WHAT YOU HAVE TO DO: Output every line exactly as written. Leave out pictures.

INFORMATION PROVIDED:
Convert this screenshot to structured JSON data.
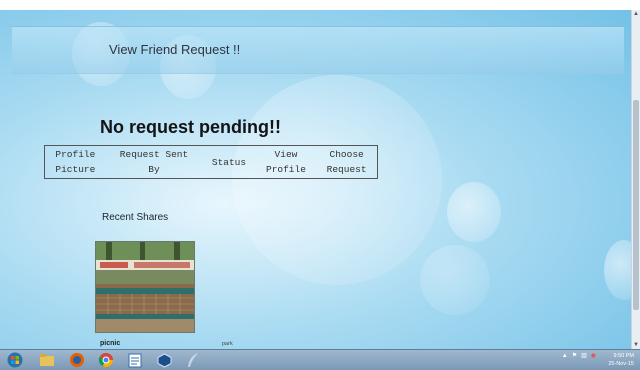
{
  "header": {
    "title": "View Friend Request !!"
  },
  "requests": {
    "empty_message": "No request pending!!",
    "columns": [
      [
        "Profile",
        "Picture"
      ],
      [
        "Request Sent",
        "By"
      ],
      [
        "Status"
      ],
      [
        "View",
        "Profile"
      ],
      [
        "Choose",
        "Request"
      ]
    ]
  },
  "recent_shares": {
    "title": "Recent Shares",
    "items": [
      {
        "caption": "picnic",
        "sub": "park"
      }
    ]
  },
  "taskbar": {
    "clock_time": "9:50 PM",
    "clock_date": "25-Nov-15",
    "apps": [
      "windows-start-icon",
      "file-explorer-icon",
      "firefox-icon",
      "chrome-icon",
      "notepad-icon",
      "virtualbox-icon",
      "feather-app-icon"
    ]
  }
}
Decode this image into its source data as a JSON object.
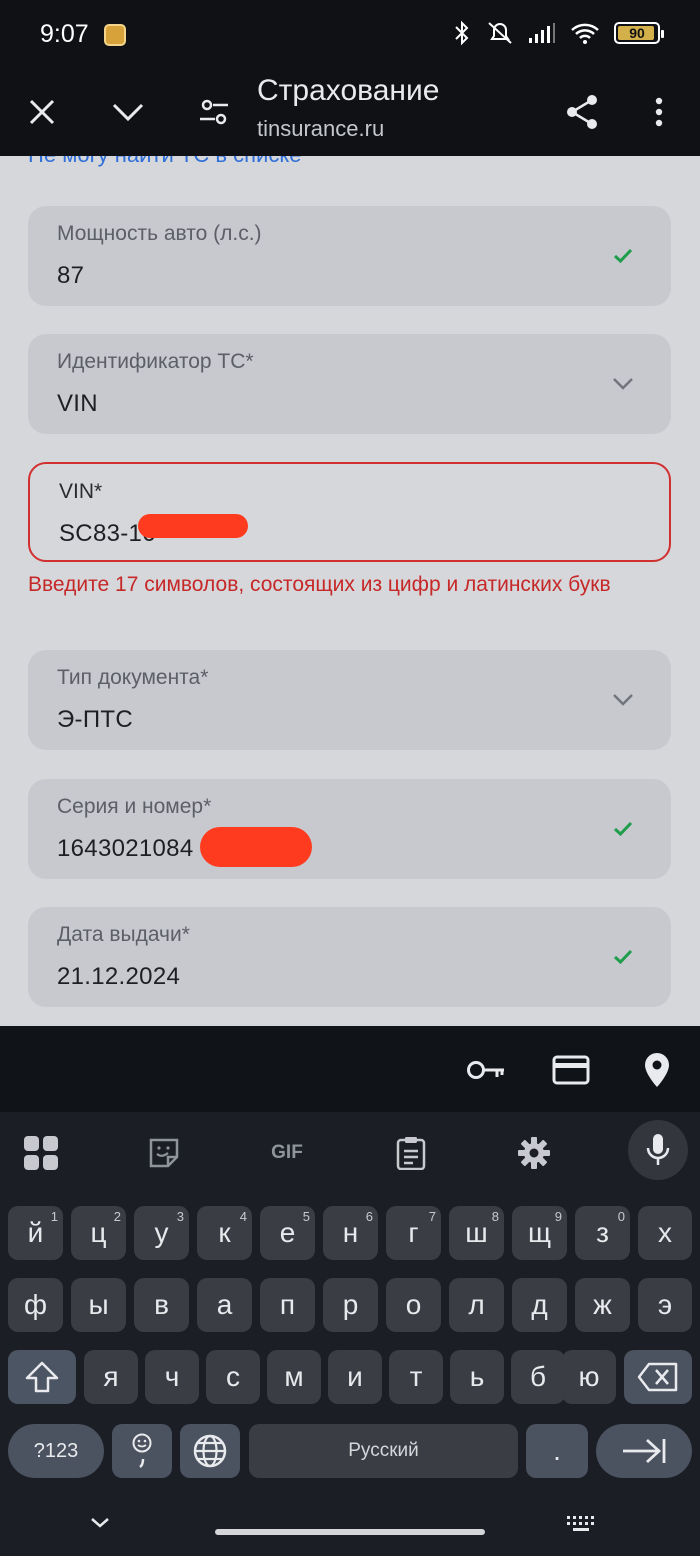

WRITTEN SOLUTION:
Convert this screenshot to structured JSON data.
{
  "header": {
    "title": "View Friend Request !!"
  },
  "requests": {
    "empty_message": "No request pending!!",
    "columns": [
      [
        "Profile",
        "Picture"
      ],
      [
        "Request Sent",
        "By"
      ],
      [
        "Status"
      ],
      [
        "View",
        "Profile"
      ],
      [
        "Choose",
        "Request"
      ]
    ]
  },
  "recent_shares": {
    "title": "Recent Shares",
    "items": [
      {
        "caption": "picnic",
        "sub": "park"
      }
    ]
  },
  "taskbar": {
    "clock_time": "9:50 PM",
    "clock_date": "25-Nov-15",
    "apps": [
      "windows-start-icon",
      "file-explorer-icon",
      "firefox-icon",
      "chrome-icon",
      "notepad-icon",
      "virtualbox-icon",
      "feather-app-icon"
    ]
  }
}
Decode this image into its source data as a JSON object.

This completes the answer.